### Exercise brief
From the listing that follows, extract every line and set it down unaltered.
━━━ Records to process
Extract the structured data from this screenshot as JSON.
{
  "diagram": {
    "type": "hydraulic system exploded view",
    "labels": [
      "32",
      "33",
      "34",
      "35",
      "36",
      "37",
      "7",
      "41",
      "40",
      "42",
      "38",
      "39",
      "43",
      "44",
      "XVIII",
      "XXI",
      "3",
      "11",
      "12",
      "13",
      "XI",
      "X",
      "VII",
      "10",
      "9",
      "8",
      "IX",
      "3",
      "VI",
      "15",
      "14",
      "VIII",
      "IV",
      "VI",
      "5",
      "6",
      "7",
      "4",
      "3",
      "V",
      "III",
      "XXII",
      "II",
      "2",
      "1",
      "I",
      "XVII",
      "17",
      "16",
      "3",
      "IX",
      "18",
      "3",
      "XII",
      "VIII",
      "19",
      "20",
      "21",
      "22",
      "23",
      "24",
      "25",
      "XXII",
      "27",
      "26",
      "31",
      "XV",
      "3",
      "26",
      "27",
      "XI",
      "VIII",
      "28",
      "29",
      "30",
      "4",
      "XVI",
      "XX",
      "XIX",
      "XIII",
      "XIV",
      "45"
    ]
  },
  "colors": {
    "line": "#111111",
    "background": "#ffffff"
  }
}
━━━━━━
### Written answer
Extract the structured data from this screenshot as JSON.
{
  "diagram": {
    "type": "hydraulic system exploded view",
    "labels": [
      "32",
      "33",
      "34",
      "35",
      "36",
      "37",
      "7",
      "41",
      "40",
      "42",
      "38",
      "39",
      "43",
      "44",
      "XVIII",
      "XXI",
      "3",
      "11",
      "12",
      "13",
      "XI",
      "X",
      "VII",
      "10",
      "9",
      "8",
      "IX",
      "3",
      "VI",
      "15",
      "14",
      "VIII",
      "IV",
      "VI",
      "5",
      "6",
      "7",
      "4",
      "3",
      "V",
      "III",
      "XXII",
      "II",
      "2",
      "1",
      "I",
      "XVII",
      "17",
      "16",
      "3",
      "IX",
      "18",
      "3",
      "XII",
      "VIII",
      "19",
      "20",
      "21",
      "22",
      "23",
      "24",
      "25",
      "XXII",
      "27",
      "26",
      "31",
      "XV",
      "3",
      "26",
      "27",
      "XI",
      "VIII",
      "28",
      "29",
      "30",
      "4",
      "XVI",
      "XX",
      "XIX",
      "XIII",
      "XIV",
      "45"
    ]
  },
  "colors": {
    "line": "#111111",
    "background": "#ffffff"
  }
}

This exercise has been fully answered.